Task goal >> In the copy, include every entry exactly but none of the images.

Records shown >>
----
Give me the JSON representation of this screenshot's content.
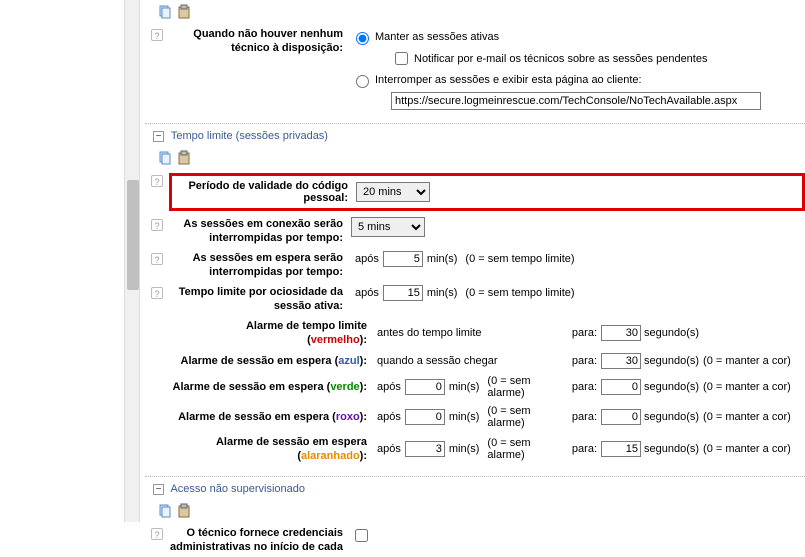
{
  "top": {
    "keep_active": "Manter as sessões ativas",
    "notify_email": "Notificar por e-mail os técnicos sobre as sessões pendentes",
    "interrupt": "Interromper as sessões e exibir esta página ao cliente:",
    "url": "https://secure.logmeinrescue.com/TechConsole/NoTechAvailable.aspx",
    "no_tech_label1": "Quando não houver nenhum",
    "no_tech_label2": "técnico à disposição:"
  },
  "section_timeout_title": "Tempo limite (sessões privadas)",
  "fields": {
    "pin_validity_label1": "Período de validade do código",
    "pin_validity_label2": "pessoal:",
    "pin_validity_value": "20 mins",
    "conn_sessions_label1": "As sessões em conexão serão",
    "conn_sessions_label2": "interrompidas por tempo:",
    "conn_sessions_value": "5 mins",
    "wait_sessions_label1": "As sessões em espera serão",
    "wait_sessions_label2": "interrompidas por tempo:",
    "wait_sessions_value": "5",
    "idle_label1": "Tempo limite por ociosidade da",
    "idle_label2": "sessão ativa:",
    "idle_value": "15",
    "after_prefix": "após",
    "min_suffix": "min(s)",
    "no_limit": "(0 = sem tempo limite)",
    "no_alarm": "(0 = sem alarme)",
    "no_keepcolor": "(0 = manter a cor)",
    "para": "para:",
    "seg_suffix": "segundo(s)"
  },
  "alarms": {
    "red_label_a": "Alarme de tempo limite",
    "red_label_b": "(",
    "red_color": "vermelho",
    "red_label_c": "):",
    "red_before": "antes do tempo limite",
    "red_para_val": "30",
    "blue_label": "Alarme de sessão em espera (",
    "blue_color": "azul",
    "blue_label_c": "):",
    "blue_when": "quando a sessão chegar",
    "blue_para_val": "30",
    "green_label": "Alarme de sessão em espera (",
    "green_color": "verde",
    "green_label_c": "):",
    "green_after_val": "0",
    "green_para_val": "0",
    "purple_label": "Alarme de sessão em espera (",
    "purple_color": "roxo",
    "purple_label_c": "):",
    "purple_after_val": "0",
    "purple_para_val": "0",
    "orange_label_a": "Alarme de sessão em espera",
    "orange_label_b": "(",
    "orange_color": "alaranhado",
    "orange_label_c": "):",
    "orange_after_val": "3",
    "orange_para_val": "15"
  },
  "section_unattended_title": "Acesso não supervisionado",
  "unattended": {
    "cred_label1": "O técnico fornece credenciais",
    "cred_label2": "administrativas no início de cada"
  }
}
----
Result of the exercise >>
Give me the JSON representation of this screenshot's content.
{
  "top": {
    "keep_active": "Manter as sessões ativas",
    "notify_email": "Notificar por e-mail os técnicos sobre as sessões pendentes",
    "interrupt": "Interromper as sessões e exibir esta página ao cliente:",
    "url": "https://secure.logmeinrescue.com/TechConsole/NoTechAvailable.aspx",
    "no_tech_label1": "Quando não houver nenhum",
    "no_tech_label2": "técnico à disposição:"
  },
  "section_timeout_title": "Tempo limite (sessões privadas)",
  "fields": {
    "pin_validity_label1": "Período de validade do código",
    "pin_validity_label2": "pessoal:",
    "pin_validity_value": "20 mins",
    "conn_sessions_label1": "As sessões em conexão serão",
    "conn_sessions_label2": "interrompidas por tempo:",
    "conn_sessions_value": "5 mins",
    "wait_sessions_label1": "As sessões em espera serão",
    "wait_sessions_label2": "interrompidas por tempo:",
    "wait_sessions_value": "5",
    "idle_label1": "Tempo limite por ociosidade da",
    "idle_label2": "sessão ativa:",
    "idle_value": "15",
    "after_prefix": "após",
    "min_suffix": "min(s)",
    "no_limit": "(0 = sem tempo limite)",
    "no_alarm": "(0 = sem alarme)",
    "no_keepcolor": "(0 = manter a cor)",
    "para": "para:",
    "seg_suffix": "segundo(s)"
  },
  "alarms": {
    "red_label_a": "Alarme de tempo limite",
    "red_label_b": "(",
    "red_color": "vermelho",
    "red_label_c": "):",
    "red_before": "antes do tempo limite",
    "red_para_val": "30",
    "blue_label": "Alarme de sessão em espera (",
    "blue_color": "azul",
    "blue_label_c": "):",
    "blue_when": "quando a sessão chegar",
    "blue_para_val": "30",
    "green_label": "Alarme de sessão em espera (",
    "green_color": "verde",
    "green_label_c": "):",
    "green_after_val": "0",
    "green_para_val": "0",
    "purple_label": "Alarme de sessão em espera (",
    "purple_color": "roxo",
    "purple_label_c": "):",
    "purple_after_val": "0",
    "purple_para_val": "0",
    "orange_label_a": "Alarme de sessão em espera",
    "orange_label_b": "(",
    "orange_color": "alaranhado",
    "orange_label_c": "):",
    "orange_after_val": "3",
    "orange_para_val": "15"
  },
  "section_unattended_title": "Acesso não supervisionado",
  "unattended": {
    "cred_label1": "O técnico fornece credenciais",
    "cred_label2": "administrativas no início de cada"
  }
}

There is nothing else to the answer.